#### DATASET RECORDS ####

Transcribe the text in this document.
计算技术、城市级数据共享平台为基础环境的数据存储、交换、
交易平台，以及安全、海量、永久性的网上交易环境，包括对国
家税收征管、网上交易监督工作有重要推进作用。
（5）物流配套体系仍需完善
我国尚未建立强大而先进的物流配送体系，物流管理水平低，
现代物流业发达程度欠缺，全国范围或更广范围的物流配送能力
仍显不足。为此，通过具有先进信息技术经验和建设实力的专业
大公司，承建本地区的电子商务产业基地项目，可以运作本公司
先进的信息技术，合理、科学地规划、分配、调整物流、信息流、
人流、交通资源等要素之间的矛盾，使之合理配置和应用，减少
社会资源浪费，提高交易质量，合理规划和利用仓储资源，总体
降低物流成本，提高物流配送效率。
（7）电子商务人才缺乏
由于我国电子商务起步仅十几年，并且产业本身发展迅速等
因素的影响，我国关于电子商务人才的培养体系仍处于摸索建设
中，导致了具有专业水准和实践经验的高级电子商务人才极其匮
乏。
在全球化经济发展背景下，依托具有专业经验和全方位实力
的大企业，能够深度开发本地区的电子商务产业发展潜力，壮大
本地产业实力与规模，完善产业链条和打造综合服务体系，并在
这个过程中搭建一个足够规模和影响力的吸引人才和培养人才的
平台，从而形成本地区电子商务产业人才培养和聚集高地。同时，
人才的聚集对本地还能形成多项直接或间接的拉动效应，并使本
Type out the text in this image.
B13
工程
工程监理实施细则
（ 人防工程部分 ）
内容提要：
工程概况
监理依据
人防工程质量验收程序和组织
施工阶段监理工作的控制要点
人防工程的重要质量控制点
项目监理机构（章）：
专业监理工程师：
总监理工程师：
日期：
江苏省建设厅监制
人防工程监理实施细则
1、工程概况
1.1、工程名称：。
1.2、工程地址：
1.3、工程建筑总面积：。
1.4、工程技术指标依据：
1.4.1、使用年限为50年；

####

» **WHAT IS BEING ASKED**
Type out the full listing again, exactly as given.

» **SOLUTION FOR THIS EXERCISE**
Transcribe the text in this document.
计算技术、城市级数据共享平台为基础环境的数据存储、交换、
交易平台，以及安全、海量、永久性的网上交易环境，包括对国
家税收征管、网上交易监督工作有重要推进作用。
（5）物流配套体系仍需完善
我国尚未建立强大而先进的物流配送体系，物流管理水平低，
现代物流业发达程度欠缺，全国范围或更广范围的物流配送能力
仍显不足。为此，通过具有先进信息技术经验和建设实力的专业
大公司，承建本地区的电子商务产业基地项目，可以运作本公司
先进的信息技术，合理、科学地规划、分配、调整物流、信息流、
人流、交通资源等要素之间的矛盾，使之合理配置和应用，减少
社会资源浪费，提高交易质量，合理规划和利用仓储资源，总体
降低物流成本，提高物流配送效率。
（7）电子商务人才缺乏
由于我国电子商务起步仅十几年，并且产业本身发展迅速等
因素的影响，我国关于电子商务人才的培养体系仍处于摸索建设
中，导致了具有专业水准和实践经验的高级电子商务人才极其匮
乏。
在全球化经济发展背景下，依托具有专业经验和全方位实力
的大企业，能够深度开发本地区的电子商务产业发展潜力，壮大
本地产业实力与规模，完善产业链条和打造综合服务体系，并在
这个过程中搭建一个足够规模和影响力的吸引人才和培养人才的
平台，从而形成本地区电子商务产业人才培养和聚集高地。同时，
人才的聚集对本地还能形成多项直接或间接的拉动效应，并使本
Type out the text in this image.
B13
工程
工程监理实施细则
（ 人防工程部分 ）
内容提要：
工程概况
监理依据
人防工程质量验收程序和组织
施工阶段监理工作的控制要点
人防工程的重要质量控制点
项目监理机构（章）：
专业监理工程师：
总监理工程师：
日期：
江苏省建设厅监制
人防工程监理实施细则
1、工程概况
1.1、工程名称：。
1.2、工程地址：
1.3、工程建筑总面积：。
1.4、工程技术指标依据：
1.4.1、使用年限为50年；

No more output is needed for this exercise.